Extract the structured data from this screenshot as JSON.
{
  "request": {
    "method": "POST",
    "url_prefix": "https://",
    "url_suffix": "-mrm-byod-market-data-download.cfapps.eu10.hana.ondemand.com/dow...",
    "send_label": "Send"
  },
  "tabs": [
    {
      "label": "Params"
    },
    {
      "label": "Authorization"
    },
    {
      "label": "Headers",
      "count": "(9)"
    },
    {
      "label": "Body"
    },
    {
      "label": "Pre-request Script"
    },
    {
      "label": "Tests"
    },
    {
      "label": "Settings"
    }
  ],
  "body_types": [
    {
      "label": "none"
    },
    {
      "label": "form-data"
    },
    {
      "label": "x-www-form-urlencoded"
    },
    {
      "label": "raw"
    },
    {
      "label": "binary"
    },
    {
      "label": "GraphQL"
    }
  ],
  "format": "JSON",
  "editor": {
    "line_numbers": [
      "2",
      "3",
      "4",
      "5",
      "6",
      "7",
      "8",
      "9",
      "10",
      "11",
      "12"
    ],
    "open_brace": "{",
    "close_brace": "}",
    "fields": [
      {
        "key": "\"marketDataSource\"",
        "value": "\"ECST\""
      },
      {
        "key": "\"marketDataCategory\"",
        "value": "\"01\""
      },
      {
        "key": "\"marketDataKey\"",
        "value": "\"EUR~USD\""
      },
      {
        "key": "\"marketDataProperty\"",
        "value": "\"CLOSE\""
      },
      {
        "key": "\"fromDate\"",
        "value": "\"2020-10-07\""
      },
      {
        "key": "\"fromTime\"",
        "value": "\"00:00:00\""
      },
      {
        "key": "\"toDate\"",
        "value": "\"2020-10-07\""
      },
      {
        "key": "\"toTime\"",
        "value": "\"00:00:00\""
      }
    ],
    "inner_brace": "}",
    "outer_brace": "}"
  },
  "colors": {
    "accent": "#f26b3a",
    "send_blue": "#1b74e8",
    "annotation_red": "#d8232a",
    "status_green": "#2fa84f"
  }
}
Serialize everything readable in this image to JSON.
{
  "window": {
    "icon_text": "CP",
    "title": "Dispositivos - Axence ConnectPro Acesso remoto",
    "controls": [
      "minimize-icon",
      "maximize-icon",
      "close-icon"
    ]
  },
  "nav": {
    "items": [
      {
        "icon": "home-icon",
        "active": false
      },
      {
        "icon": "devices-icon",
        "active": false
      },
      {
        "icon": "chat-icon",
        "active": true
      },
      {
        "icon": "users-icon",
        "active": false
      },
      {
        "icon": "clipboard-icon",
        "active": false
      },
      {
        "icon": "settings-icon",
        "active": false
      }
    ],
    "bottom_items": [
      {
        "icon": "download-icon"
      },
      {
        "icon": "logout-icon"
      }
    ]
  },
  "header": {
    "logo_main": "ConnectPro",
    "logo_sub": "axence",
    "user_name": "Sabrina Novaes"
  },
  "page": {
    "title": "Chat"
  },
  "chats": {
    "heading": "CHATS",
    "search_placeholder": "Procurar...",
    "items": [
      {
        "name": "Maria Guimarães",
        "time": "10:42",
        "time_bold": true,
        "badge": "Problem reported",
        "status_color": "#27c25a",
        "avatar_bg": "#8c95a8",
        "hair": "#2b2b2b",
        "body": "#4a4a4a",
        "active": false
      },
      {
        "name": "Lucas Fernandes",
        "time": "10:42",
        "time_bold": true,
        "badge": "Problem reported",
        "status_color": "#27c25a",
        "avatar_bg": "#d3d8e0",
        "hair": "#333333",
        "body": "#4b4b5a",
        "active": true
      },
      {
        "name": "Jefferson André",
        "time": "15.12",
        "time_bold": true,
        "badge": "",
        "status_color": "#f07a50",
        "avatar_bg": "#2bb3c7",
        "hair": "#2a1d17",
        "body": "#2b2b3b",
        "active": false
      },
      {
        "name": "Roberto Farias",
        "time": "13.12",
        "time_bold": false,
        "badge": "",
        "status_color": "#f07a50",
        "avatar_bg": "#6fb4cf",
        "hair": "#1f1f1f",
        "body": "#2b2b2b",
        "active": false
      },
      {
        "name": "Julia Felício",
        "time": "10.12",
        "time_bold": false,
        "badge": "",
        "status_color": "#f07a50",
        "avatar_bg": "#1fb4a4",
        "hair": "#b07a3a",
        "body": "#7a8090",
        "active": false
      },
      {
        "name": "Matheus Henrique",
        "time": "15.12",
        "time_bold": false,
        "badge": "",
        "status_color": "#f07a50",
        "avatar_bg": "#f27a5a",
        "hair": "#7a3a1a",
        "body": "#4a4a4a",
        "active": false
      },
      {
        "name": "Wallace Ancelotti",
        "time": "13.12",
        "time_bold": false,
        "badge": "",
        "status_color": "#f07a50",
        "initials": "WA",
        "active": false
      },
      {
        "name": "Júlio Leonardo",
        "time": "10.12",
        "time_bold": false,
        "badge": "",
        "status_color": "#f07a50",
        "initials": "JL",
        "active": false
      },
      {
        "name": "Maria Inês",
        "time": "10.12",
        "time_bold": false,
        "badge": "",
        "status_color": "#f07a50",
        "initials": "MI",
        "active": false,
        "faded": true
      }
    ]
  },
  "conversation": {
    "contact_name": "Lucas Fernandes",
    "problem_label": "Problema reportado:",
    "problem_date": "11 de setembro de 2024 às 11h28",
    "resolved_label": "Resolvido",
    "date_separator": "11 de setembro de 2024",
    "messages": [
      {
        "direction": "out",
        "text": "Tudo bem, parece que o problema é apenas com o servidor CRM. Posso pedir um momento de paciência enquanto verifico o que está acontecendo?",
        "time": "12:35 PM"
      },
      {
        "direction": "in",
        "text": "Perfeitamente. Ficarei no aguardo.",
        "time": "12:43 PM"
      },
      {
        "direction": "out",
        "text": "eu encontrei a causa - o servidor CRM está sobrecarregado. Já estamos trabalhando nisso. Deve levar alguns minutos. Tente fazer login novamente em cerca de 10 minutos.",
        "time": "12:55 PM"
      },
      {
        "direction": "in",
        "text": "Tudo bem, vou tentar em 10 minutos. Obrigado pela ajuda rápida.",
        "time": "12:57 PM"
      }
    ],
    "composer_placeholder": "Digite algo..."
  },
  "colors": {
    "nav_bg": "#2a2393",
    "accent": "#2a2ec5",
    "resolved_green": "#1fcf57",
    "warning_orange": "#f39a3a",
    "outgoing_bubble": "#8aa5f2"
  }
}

--- What needs to be done ---
Exactly reproduce every line found in the records.

--- Task response ---
Extract the structured data from this screenshot as JSON.
{
  "request": {
    "method": "POST",
    "url_prefix": "https://",
    "url_suffix": "-mrm-byod-market-data-download.cfapps.eu10.hana.ondemand.com/dow...",
    "send_label": "Send"
  },
  "tabs": [
    {
      "label": "Params"
    },
    {
      "label": "Authorization"
    },
    {
      "label": "Headers",
      "count": "(9)"
    },
    {
      "label": "Body"
    },
    {
      "label": "Pre-request Script"
    },
    {
      "label": "Tests"
    },
    {
      "label": "Settings"
    }
  ],
  "body_types": [
    {
      "label": "none"
    },
    {
      "label": "form-data"
    },
    {
      "label": "x-www-form-urlencoded"
    },
    {
      "label": "raw"
    },
    {
      "label": "binary"
    },
    {
      "label": "GraphQL"
    }
  ],
  "format": "JSON",
  "editor": {
    "line_numbers": [
      "2",
      "3",
      "4",
      "5",
      "6",
      "7",
      "8",
      "9",
      "10",
      "11",
      "12"
    ],
    "open_brace": "{",
    "close_brace": "}",
    "fields": [
      {
        "key": "\"marketDataSource\"",
        "value": "\"ECST\""
      },
      {
        "key": "\"marketDataCategory\"",
        "value": "\"01\""
      },
      {
        "key": "\"marketDataKey\"",
        "value": "\"EUR~USD\""
      },
      {
        "key": "\"marketDataProperty\"",
        "value": "\"CLOSE\""
      },
      {
        "key": "\"fromDate\"",
        "value": "\"2020-10-07\""
      },
      {
        "key": "\"fromTime\"",
        "value": "\"00:00:00\""
      },
      {
        "key": "\"toDate\"",
        "value": "\"2020-10-07\""
      },
      {
        "key": "\"toTime\"",
        "value": "\"00:00:00\""
      }
    ],
    "inner_brace": "}",
    "outer_brace": "}"
  },
  "colors": {
    "accent": "#f26b3a",
    "send_blue": "#1b74e8",
    "annotation_red": "#d8232a",
    "status_green": "#2fa84f"
  }
}
Serialize everything readable in this image to JSON.
{
  "window": {
    "icon_text": "CP",
    "title": "Dispositivos - Axence ConnectPro Acesso remoto",
    "controls": [
      "minimize-icon",
      "maximize-icon",
      "close-icon"
    ]
  },
  "nav": {
    "items": [
      {
        "icon": "home-icon",
        "active": false
      },
      {
        "icon": "devices-icon",
        "active": false
      },
      {
        "icon": "chat-icon",
        "active": true
      },
      {
        "icon": "users-icon",
        "active": false
      },
      {
        "icon": "clipboard-icon",
        "active": false
      },
      {
        "icon": "settings-icon",
        "active": false
      }
    ],
    "bottom_items": [
      {
        "icon": "download-icon"
      },
      {
        "icon": "logout-icon"
      }
    ]
  },
  "header": {
    "logo_main": "ConnectPro",
    "logo_sub": "axence",
    "user_name": "Sabrina Novaes"
  },
  "page": {
    "title": "Chat"
  },
  "chats": {
    "heading": "CHATS",
    "search_placeholder": "Procurar...",
    "items": [
      {
        "name": "Maria Guimarães",
        "time": "10:42",
        "time_bold": true,
        "badge": "Problem reported",
        "status_color": "#27c25a",
        "avatar_bg": "#8c95a8",
        "hair": "#2b2b2b",
        "body": "#4a4a4a",
        "active": false
      },
      {
        "name": "Lucas Fernandes",
        "time": "10:42",
        "time_bold": true,
        "badge": "Problem reported",
        "status_color": "#27c25a",
        "avatar_bg": "#d3d8e0",
        "hair": "#333333",
        "body": "#4b4b5a",
        "active": true
      },
      {
        "name": "Jefferson André",
        "time": "15.12",
        "time_bold": true,
        "badge": "",
        "status_color": "#f07a50",
        "avatar_bg": "#2bb3c7",
        "hair": "#2a1d17",
        "body": "#2b2b3b",
        "active": false
      },
      {
        "name": "Roberto Farias",
        "time": "13.12",
        "time_bold": false,
        "badge": "",
        "status_color": "#f07a50",
        "avatar_bg": "#6fb4cf",
        "hair": "#1f1f1f",
        "body": "#2b2b2b",
        "active": false
      },
      {
        "name": "Julia Felício",
        "time": "10.12",
        "time_bold": false,
        "badge": "",
        "status_color": "#f07a50",
        "avatar_bg": "#1fb4a4",
        "hair": "#b07a3a",
        "body": "#7a8090",
        "active": false
      },
      {
        "name": "Matheus Henrique",
        "time": "15.12",
        "time_bold": false,
        "badge": "",
        "status_color": "#f07a50",
        "avatar_bg": "#f27a5a",
        "hair": "#7a3a1a",
        "body": "#4a4a4a",
        "active": false
      },
      {
        "name": "Wallace Ancelotti",
        "time": "13.12",
        "time_bold": false,
        "badge": "",
        "status_color": "#f07a50",
        "initials": "WA",
        "active": false
      },
      {
        "name": "Júlio Leonardo",
        "time": "10.12",
        "time_bold": false,
        "badge": "",
        "status_color": "#f07a50",
        "initials": "JL",
        "active": false
      },
      {
        "name": "Maria Inês",
        "time": "10.12",
        "time_bold": false,
        "badge": "",
        "status_color": "#f07a50",
        "initials": "MI",
        "active": false,
        "faded": true
      }
    ]
  },
  "conversation": {
    "contact_name": "Lucas Fernandes",
    "problem_label": "Problema reportado:",
    "problem_date": "11 de setembro de 2024 às 11h28",
    "resolved_label": "Resolvido",
    "date_separator": "11 de setembro de 2024",
    "messages": [
      {
        "direction": "out",
        "text": "Tudo bem, parece que o problema é apenas com o servidor CRM. Posso pedir um momento de paciência enquanto verifico o que está acontecendo?",
        "time": "12:35 PM"
      },
      {
        "direction": "in",
        "text": "Perfeitamente. Ficarei no aguardo.",
        "time": "12:43 PM"
      },
      {
        "direction": "out",
        "text": "eu encontrei a causa - o servidor CRM está sobrecarregado. Já estamos trabalhando nisso. Deve levar alguns minutos. Tente fazer login novamente em cerca de 10 minutos.",
        "time": "12:55 PM"
      },
      {
        "direction": "in",
        "text": "Tudo bem, vou tentar em 10 minutos. Obrigado pela ajuda rápida.",
        "time": "12:57 PM"
      }
    ],
    "composer_placeholder": "Digite algo..."
  },
  "colors": {
    "nav_bg": "#2a2393",
    "accent": "#2a2ec5",
    "resolved_green": "#1fcf57",
    "warning_orange": "#f39a3a",
    "outgoing_bubble": "#8aa5f2"
  }
}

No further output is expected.